## What needs to be done
Every entry that follows should be reproduced exactly.

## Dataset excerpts
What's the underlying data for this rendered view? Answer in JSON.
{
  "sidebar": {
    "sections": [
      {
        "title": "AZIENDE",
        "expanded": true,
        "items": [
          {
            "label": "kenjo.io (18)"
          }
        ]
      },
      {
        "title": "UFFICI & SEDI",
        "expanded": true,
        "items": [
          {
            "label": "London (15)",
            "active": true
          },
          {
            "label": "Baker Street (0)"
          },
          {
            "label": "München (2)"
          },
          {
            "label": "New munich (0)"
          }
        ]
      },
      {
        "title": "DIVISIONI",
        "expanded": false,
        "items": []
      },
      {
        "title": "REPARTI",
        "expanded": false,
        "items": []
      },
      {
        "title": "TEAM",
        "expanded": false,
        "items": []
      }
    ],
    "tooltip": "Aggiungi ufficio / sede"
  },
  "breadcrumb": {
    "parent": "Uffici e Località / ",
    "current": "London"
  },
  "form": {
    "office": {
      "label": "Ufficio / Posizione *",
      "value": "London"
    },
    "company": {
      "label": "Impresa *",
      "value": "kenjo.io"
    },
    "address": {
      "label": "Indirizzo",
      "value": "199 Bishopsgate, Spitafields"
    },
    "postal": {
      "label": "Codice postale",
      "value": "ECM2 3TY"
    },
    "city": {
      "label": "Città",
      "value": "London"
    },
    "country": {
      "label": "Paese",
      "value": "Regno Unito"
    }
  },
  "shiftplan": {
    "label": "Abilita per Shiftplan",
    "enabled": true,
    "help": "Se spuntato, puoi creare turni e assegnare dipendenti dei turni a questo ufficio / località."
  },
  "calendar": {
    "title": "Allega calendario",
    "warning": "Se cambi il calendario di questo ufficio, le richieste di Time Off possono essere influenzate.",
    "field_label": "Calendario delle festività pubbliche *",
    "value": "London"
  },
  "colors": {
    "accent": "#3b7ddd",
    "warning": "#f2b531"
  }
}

## Correct output
What's the underlying data for this rendered view? Answer in JSON.
{
  "sidebar": {
    "sections": [
      {
        "title": "AZIENDE",
        "expanded": true,
        "items": [
          {
            "label": "kenjo.io (18)"
          }
        ]
      },
      {
        "title": "UFFICI & SEDI",
        "expanded": true,
        "items": [
          {
            "label": "London (15)",
            "active": true
          },
          {
            "label": "Baker Street (0)"
          },
          {
            "label": "München (2)"
          },
          {
            "label": "New munich (0)"
          }
        ]
      },
      {
        "title": "DIVISIONI",
        "expanded": false,
        "items": []
      },
      {
        "title": "REPARTI",
        "expanded": false,
        "items": []
      },
      {
        "title": "TEAM",
        "expanded": false,
        "items": []
      }
    ],
    "tooltip": "Aggiungi ufficio / sede"
  },
  "breadcrumb": {
    "parent": "Uffici e Località / ",
    "current": "London"
  },
  "form": {
    "office": {
      "label": "Ufficio / Posizione *",
      "value": "London"
    },
    "company": {
      "label": "Impresa *",
      "value": "kenjo.io"
    },
    "address": {
      "label": "Indirizzo",
      "value": "199 Bishopsgate, Spitafields"
    },
    "postal": {
      "label": "Codice postale",
      "value": "ECM2 3TY"
    },
    "city": {
      "label": "Città",
      "value": "London"
    },
    "country": {
      "label": "Paese",
      "value": "Regno Unito"
    }
  },
  "shiftplan": {
    "label": "Abilita per Shiftplan",
    "enabled": true,
    "help": "Se spuntato, puoi creare turni e assegnare dipendenti dei turni a questo ufficio / località."
  },
  "calendar": {
    "title": "Allega calendario",
    "warning": "Se cambi il calendario di questo ufficio, le richieste di Time Off possono essere influenzate.",
    "field_label": "Calendario delle festività pubbliche *",
    "value": "London"
  },
  "colors": {
    "accent": "#3b7ddd",
    "warning": "#f2b531"
  }
}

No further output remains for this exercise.